**TASK TO CARRY OUT**: Reading the listing below, count the lines that contain the word "conditionné" and give that count alone.

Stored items
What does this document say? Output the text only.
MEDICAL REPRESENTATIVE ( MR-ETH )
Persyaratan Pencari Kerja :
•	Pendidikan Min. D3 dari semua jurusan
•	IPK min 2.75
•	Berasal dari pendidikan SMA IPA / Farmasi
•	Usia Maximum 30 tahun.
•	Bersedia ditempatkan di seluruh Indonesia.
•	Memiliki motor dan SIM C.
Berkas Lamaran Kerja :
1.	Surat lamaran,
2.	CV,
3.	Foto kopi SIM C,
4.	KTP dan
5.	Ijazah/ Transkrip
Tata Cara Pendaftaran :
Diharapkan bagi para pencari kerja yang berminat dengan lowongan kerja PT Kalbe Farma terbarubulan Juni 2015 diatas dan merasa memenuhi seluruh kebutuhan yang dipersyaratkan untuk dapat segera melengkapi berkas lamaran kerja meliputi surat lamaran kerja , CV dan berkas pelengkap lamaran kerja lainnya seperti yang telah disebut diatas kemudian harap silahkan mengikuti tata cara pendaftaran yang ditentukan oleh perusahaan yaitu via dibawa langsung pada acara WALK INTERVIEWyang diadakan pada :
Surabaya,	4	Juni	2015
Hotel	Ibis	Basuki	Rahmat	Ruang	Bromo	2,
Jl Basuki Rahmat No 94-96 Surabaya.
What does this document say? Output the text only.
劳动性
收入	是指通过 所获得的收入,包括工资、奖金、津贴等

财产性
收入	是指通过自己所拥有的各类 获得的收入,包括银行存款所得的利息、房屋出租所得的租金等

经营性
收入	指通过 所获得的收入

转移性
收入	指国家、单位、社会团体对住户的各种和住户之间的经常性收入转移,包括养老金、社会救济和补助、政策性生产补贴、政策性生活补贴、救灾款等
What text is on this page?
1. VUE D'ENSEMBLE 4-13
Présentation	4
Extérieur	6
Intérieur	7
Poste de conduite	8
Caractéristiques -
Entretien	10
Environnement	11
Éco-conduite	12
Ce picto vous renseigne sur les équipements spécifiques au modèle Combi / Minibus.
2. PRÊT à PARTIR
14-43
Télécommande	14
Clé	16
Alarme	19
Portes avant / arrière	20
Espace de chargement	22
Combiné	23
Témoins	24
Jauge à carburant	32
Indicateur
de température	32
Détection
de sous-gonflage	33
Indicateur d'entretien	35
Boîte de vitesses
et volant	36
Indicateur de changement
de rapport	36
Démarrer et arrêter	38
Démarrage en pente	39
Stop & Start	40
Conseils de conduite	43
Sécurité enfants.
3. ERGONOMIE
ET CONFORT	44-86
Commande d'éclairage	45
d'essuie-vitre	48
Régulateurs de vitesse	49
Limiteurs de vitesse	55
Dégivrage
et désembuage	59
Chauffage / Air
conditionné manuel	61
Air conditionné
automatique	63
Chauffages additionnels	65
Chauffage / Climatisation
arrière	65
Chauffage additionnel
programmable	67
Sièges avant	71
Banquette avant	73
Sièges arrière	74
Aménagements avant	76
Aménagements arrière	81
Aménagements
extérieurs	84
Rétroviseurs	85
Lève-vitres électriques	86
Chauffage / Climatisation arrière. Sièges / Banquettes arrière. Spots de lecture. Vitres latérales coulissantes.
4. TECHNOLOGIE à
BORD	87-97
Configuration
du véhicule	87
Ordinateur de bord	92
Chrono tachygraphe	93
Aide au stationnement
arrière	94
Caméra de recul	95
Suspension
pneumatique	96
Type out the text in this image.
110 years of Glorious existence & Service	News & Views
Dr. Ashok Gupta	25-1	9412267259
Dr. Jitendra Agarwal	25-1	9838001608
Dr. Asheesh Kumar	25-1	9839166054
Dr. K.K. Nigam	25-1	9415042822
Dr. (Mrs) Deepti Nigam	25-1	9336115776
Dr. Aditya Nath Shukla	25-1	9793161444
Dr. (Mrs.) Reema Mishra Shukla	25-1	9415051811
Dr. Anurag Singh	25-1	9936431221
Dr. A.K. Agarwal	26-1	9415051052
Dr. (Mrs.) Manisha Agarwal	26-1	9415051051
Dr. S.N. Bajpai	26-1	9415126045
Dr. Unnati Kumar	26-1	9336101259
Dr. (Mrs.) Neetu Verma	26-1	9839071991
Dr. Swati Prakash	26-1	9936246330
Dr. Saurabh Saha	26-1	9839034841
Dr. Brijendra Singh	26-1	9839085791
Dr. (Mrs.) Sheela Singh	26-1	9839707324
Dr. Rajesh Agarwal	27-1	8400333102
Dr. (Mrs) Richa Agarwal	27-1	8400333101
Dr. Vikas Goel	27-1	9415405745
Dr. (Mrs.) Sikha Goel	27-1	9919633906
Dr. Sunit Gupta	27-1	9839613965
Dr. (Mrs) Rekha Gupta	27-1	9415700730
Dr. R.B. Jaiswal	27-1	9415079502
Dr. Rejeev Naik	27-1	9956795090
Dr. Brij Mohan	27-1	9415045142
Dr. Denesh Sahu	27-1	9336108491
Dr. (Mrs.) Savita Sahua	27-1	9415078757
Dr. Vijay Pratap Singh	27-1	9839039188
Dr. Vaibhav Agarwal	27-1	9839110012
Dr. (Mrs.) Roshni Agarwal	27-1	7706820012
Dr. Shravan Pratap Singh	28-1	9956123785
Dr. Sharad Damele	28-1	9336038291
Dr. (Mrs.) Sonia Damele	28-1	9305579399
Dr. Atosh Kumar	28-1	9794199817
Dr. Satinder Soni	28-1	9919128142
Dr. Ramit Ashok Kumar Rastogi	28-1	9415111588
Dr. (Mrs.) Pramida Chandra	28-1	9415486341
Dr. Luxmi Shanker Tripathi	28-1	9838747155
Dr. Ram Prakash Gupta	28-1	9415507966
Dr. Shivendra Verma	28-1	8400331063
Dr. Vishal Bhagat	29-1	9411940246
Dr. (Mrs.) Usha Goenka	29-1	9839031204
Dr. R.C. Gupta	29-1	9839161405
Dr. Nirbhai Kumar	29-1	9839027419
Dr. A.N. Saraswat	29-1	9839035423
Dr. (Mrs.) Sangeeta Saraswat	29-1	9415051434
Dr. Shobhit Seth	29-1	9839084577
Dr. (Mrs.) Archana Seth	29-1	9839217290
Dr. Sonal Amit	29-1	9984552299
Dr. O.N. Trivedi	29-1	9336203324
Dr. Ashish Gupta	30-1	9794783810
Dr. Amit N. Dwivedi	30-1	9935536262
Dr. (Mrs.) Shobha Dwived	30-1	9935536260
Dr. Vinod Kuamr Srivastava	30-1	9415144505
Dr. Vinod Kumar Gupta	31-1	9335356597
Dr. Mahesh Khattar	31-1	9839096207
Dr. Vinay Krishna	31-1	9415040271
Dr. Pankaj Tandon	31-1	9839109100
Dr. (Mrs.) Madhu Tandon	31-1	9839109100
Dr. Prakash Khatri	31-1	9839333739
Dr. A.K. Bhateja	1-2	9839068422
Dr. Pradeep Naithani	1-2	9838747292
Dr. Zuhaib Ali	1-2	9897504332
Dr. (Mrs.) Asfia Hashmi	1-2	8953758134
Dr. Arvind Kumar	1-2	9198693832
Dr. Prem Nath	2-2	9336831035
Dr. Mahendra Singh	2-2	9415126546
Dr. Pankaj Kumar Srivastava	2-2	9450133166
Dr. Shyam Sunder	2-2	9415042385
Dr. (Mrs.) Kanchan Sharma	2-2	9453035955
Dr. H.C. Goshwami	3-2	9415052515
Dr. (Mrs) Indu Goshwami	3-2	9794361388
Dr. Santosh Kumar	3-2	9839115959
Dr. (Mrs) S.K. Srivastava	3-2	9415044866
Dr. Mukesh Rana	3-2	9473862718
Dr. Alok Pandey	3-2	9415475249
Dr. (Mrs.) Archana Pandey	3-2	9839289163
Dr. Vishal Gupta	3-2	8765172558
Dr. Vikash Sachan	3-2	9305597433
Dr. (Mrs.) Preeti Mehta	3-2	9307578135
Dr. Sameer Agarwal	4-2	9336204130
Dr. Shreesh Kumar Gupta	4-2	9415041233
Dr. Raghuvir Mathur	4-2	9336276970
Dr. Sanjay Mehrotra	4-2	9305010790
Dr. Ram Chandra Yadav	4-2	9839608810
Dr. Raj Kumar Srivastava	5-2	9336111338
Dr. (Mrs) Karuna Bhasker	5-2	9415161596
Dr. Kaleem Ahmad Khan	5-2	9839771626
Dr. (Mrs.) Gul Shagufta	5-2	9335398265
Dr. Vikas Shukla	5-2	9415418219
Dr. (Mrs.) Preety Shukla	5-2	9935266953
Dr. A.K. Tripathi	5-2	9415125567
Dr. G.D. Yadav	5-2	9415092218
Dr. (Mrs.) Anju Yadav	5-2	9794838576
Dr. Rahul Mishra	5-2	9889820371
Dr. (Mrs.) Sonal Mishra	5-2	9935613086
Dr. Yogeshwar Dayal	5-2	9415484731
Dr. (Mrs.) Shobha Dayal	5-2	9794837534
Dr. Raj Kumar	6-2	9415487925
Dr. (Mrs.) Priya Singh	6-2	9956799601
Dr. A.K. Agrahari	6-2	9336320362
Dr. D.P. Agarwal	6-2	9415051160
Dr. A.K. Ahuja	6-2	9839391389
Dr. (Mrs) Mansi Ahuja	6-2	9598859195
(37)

**SOLUTION FOR THIS EXERCISE**: 2